* EXERCISE INPUT
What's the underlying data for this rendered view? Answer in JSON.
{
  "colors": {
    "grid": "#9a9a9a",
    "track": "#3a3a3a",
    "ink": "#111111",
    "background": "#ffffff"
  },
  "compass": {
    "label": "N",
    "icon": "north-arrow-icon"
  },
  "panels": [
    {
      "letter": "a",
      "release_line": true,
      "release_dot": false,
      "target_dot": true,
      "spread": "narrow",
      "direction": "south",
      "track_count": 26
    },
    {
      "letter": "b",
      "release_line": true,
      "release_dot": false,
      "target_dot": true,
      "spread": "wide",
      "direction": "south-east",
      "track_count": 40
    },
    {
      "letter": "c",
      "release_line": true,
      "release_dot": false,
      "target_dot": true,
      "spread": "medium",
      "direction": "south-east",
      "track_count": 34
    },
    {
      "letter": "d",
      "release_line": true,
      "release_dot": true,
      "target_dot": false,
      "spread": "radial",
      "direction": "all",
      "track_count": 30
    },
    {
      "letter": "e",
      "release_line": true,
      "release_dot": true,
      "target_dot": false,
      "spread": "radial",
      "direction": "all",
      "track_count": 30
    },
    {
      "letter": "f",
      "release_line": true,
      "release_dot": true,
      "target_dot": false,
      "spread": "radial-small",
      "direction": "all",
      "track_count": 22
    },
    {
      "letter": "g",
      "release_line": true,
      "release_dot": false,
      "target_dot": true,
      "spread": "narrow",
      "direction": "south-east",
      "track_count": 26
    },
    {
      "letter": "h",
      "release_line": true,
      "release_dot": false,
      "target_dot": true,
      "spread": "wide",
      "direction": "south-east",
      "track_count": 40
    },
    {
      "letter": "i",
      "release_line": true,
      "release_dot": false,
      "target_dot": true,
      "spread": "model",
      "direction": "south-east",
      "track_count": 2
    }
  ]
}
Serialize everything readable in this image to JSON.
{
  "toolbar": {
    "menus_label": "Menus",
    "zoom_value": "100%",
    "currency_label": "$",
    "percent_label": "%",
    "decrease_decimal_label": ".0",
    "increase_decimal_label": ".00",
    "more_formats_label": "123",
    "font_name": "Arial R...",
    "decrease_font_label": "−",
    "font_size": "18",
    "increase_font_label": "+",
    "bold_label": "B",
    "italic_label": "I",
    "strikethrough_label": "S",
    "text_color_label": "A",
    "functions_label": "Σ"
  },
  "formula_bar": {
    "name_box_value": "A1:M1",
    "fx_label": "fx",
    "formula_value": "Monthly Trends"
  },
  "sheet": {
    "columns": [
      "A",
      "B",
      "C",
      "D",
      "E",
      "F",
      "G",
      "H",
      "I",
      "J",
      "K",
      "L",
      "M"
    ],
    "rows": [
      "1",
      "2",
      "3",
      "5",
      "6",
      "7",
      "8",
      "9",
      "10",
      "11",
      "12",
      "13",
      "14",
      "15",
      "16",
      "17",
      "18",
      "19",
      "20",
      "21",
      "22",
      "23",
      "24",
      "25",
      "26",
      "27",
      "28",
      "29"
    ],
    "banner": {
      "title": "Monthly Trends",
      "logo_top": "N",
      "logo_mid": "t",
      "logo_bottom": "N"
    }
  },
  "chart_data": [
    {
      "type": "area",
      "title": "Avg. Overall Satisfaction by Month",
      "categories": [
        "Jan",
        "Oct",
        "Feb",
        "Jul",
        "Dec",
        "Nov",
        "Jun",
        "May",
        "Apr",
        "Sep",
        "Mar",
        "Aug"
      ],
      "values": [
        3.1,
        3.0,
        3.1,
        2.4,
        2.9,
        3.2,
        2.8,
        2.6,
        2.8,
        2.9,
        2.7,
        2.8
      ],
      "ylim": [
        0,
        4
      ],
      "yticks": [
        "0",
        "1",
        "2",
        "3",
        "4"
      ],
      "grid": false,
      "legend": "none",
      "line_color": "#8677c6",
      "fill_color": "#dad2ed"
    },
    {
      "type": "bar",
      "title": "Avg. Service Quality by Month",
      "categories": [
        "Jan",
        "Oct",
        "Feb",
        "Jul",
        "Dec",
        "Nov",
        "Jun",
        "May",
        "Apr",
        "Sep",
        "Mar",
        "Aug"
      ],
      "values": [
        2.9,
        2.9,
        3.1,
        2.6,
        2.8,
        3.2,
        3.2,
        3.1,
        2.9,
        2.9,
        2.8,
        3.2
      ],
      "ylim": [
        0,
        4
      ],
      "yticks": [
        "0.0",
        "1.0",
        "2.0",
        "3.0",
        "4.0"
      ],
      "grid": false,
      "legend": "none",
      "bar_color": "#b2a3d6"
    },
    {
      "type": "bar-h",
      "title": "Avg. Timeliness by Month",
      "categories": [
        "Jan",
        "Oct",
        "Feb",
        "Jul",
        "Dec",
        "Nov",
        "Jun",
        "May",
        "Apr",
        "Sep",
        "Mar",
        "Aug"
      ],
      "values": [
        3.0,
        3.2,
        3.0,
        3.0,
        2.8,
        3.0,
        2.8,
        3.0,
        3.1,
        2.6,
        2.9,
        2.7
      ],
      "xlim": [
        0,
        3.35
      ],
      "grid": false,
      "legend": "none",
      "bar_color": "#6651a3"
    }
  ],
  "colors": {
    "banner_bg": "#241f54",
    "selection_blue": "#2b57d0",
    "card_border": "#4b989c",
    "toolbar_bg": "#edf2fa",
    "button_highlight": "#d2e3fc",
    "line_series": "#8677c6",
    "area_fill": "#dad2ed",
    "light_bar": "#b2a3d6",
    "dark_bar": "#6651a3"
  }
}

* TASK
Output the full listing exactly as it stands.

* SOLUTION BELOW
What's the underlying data for this rendered view? Answer in JSON.
{
  "colors": {
    "grid": "#9a9a9a",
    "track": "#3a3a3a",
    "ink": "#111111",
    "background": "#ffffff"
  },
  "compass": {
    "label": "N",
    "icon": "north-arrow-icon"
  },
  "panels": [
    {
      "letter": "a",
      "release_line": true,
      "release_dot": false,
      "target_dot": true,
      "spread": "narrow",
      "direction": "south",
      "track_count": 26
    },
    {
      "letter": "b",
      "release_line": true,
      "release_dot": false,
      "target_dot": true,
      "spread": "wide",
      "direction": "south-east",
      "track_count": 40
    },
    {
      "letter": "c",
      "release_line": true,
      "release_dot": false,
      "target_dot": true,
      "spread": "medium",
      "direction": "south-east",
      "track_count": 34
    },
    {
      "letter": "d",
      "release_line": true,
      "release_dot": true,
      "target_dot": false,
      "spread": "radial",
      "direction": "all",
      "track_count": 30
    },
    {
      "letter": "e",
      "release_line": true,
      "release_dot": true,
      "target_dot": false,
      "spread": "radial",
      "direction": "all",
      "track_count": 30
    },
    {
      "letter": "f",
      "release_line": true,
      "release_dot": true,
      "target_dot": false,
      "spread": "radial-small",
      "direction": "all",
      "track_count": 22
    },
    {
      "letter": "g",
      "release_line": true,
      "release_dot": false,
      "target_dot": true,
      "spread": "narrow",
      "direction": "south-east",
      "track_count": 26
    },
    {
      "letter": "h",
      "release_line": true,
      "release_dot": false,
      "target_dot": true,
      "spread": "wide",
      "direction": "south-east",
      "track_count": 40
    },
    {
      "letter": "i",
      "release_line": true,
      "release_dot": false,
      "target_dot": true,
      "spread": "model",
      "direction": "south-east",
      "track_count": 2
    }
  ]
}
Serialize everything readable in this image to JSON.
{
  "toolbar": {
    "menus_label": "Menus",
    "zoom_value": "100%",
    "currency_label": "$",
    "percent_label": "%",
    "decrease_decimal_label": ".0",
    "increase_decimal_label": ".00",
    "more_formats_label": "123",
    "font_name": "Arial R...",
    "decrease_font_label": "−",
    "font_size": "18",
    "increase_font_label": "+",
    "bold_label": "B",
    "italic_label": "I",
    "strikethrough_label": "S",
    "text_color_label": "A",
    "functions_label": "Σ"
  },
  "formula_bar": {
    "name_box_value": "A1:M1",
    "fx_label": "fx",
    "formula_value": "Monthly Trends"
  },
  "sheet": {
    "columns": [
      "A",
      "B",
      "C",
      "D",
      "E",
      "F",
      "G",
      "H",
      "I",
      "J",
      "K",
      "L",
      "M"
    ],
    "rows": [
      "1",
      "2",
      "3",
      "5",
      "6",
      "7",
      "8",
      "9",
      "10",
      "11",
      "12",
      "13",
      "14",
      "15",
      "16",
      "17",
      "18",
      "19",
      "20",
      "21",
      "22",
      "23",
      "24",
      "25",
      "26",
      "27",
      "28",
      "29"
    ],
    "banner": {
      "title": "Monthly Trends",
      "logo_top": "N",
      "logo_mid": "t",
      "logo_bottom": "N"
    }
  },
  "chart_data": [
    {
      "type": "area",
      "title": "Avg. Overall Satisfaction by Month",
      "categories": [
        "Jan",
        "Oct",
        "Feb",
        "Jul",
        "Dec",
        "Nov",
        "Jun",
        "May",
        "Apr",
        "Sep",
        "Mar",
        "Aug"
      ],
      "values": [
        3.1,
        3.0,
        3.1,
        2.4,
        2.9,
        3.2,
        2.8,
        2.6,
        2.8,
        2.9,
        2.7,
        2.8
      ],
      "ylim": [
        0,
        4
      ],
      "yticks": [
        "0",
        "1",
        "2",
        "3",
        "4"
      ],
      "grid": false,
      "legend": "none",
      "line_color": "#8677c6",
      "fill_color": "#dad2ed"
    },
    {
      "type": "bar",
      "title": "Avg. Service Quality by Month",
      "categories": [
        "Jan",
        "Oct",
        "Feb",
        "Jul",
        "Dec",
        "Nov",
        "Jun",
        "May",
        "Apr",
        "Sep",
        "Mar",
        "Aug"
      ],
      "values": [
        2.9,
        2.9,
        3.1,
        2.6,
        2.8,
        3.2,
        3.2,
        3.1,
        2.9,
        2.9,
        2.8,
        3.2
      ],
      "ylim": [
        0,
        4
      ],
      "yticks": [
        "0.0",
        "1.0",
        "2.0",
        "3.0",
        "4.0"
      ],
      "grid": false,
      "legend": "none",
      "bar_color": "#b2a3d6"
    },
    {
      "type": "bar-h",
      "title": "Avg. Timeliness by Month",
      "categories": [
        "Jan",
        "Oct",
        "Feb",
        "Jul",
        "Dec",
        "Nov",
        "Jun",
        "May",
        "Apr",
        "Sep",
        "Mar",
        "Aug"
      ],
      "values": [
        3.0,
        3.2,
        3.0,
        3.0,
        2.8,
        3.0,
        2.8,
        3.0,
        3.1,
        2.6,
        2.9,
        2.7
      ],
      "xlim": [
        0,
        3.35
      ],
      "grid": false,
      "legend": "none",
      "bar_color": "#6651a3"
    }
  ],
  "colors": {
    "banner_bg": "#241f54",
    "selection_blue": "#2b57d0",
    "card_border": "#4b989c",
    "toolbar_bg": "#edf2fa",
    "button_highlight": "#d2e3fc",
    "line_series": "#8677c6",
    "area_fill": "#dad2ed",
    "light_bar": "#b2a3d6",
    "dark_bar": "#6651a3"
  }
}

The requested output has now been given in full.